Can the data below be set down again exactly, line for line?

> Given records:
● ● ●

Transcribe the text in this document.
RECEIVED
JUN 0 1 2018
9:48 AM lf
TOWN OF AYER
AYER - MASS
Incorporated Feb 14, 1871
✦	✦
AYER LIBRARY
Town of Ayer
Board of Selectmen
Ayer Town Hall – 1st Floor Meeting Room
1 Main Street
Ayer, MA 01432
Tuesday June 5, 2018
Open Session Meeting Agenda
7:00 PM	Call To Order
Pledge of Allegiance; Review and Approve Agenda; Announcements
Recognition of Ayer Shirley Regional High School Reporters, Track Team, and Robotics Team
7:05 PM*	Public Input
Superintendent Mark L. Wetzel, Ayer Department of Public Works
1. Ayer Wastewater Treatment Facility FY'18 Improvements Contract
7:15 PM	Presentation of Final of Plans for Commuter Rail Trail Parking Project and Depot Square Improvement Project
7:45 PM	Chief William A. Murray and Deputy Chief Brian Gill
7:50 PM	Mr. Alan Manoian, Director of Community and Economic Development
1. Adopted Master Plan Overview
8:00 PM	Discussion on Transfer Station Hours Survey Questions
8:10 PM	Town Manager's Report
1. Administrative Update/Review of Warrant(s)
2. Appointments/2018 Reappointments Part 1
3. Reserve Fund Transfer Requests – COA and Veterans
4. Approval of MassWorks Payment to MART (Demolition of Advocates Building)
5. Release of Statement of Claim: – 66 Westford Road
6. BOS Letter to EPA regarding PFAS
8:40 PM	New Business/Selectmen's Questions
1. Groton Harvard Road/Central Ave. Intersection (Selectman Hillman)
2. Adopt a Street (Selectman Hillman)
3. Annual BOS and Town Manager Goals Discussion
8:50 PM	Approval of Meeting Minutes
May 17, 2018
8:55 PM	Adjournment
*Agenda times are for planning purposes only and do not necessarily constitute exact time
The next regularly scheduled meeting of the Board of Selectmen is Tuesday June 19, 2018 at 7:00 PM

● ● ●

> Response for this exercise:
Transcribe the text in this document.
RECEIVED
JUN 0 1 2018
9:48 AM lf
TOWN OF AYER
AYER - MASS
Incorporated Feb 14, 1871
✦	✦
AYER LIBRARY
Town of Ayer
Board of Selectmen
Ayer Town Hall – 1st Floor Meeting Room
1 Main Street
Ayer, MA 01432
Tuesday June 5, 2018
Open Session Meeting Agenda
7:00 PM	Call To Order
Pledge of Allegiance; Review and Approve Agenda; Announcements
Recognition of Ayer Shirley Regional High School Reporters, Track Team, and Robotics Team
7:05 PM*	Public Input
Superintendent Mark L. Wetzel, Ayer Department of Public Works
1. Ayer Wastewater Treatment Facility FY'18 Improvements Contract
7:15 PM	Presentation of Final of Plans for Commuter Rail Trail Parking Project and Depot Square Improvement Project
7:45 PM	Chief William A. Murray and Deputy Chief Brian Gill
7:50 PM	Mr. Alan Manoian, Director of Community and Economic Development
1. Adopted Master Plan Overview
8:00 PM	Discussion on Transfer Station Hours Survey Questions
8:10 PM	Town Manager's Report
1. Administrative Update/Review of Warrant(s)
2. Appointments/2018 Reappointments Part 1
3. Reserve Fund Transfer Requests – COA and Veterans
4. Approval of MassWorks Payment to MART (Demolition of Advocates Building)
5. Release of Statement of Claim: – 66 Westford Road
6. BOS Letter to EPA regarding PFAS
8:40 PM	New Business/Selectmen's Questions
1. Groton Harvard Road/Central Ave. Intersection (Selectman Hillman)
2. Adopt a Street (Selectman Hillman)
3. Annual BOS and Town Manager Goals Discussion
8:50 PM	Approval of Meeting Minutes
May 17, 2018
8:55 PM	Adjournment
*Agenda times are for planning purposes only and do not necessarily constitute exact time
The next regularly scheduled meeting of the Board of Selectmen is Tuesday June 19, 2018 at 7:00 PM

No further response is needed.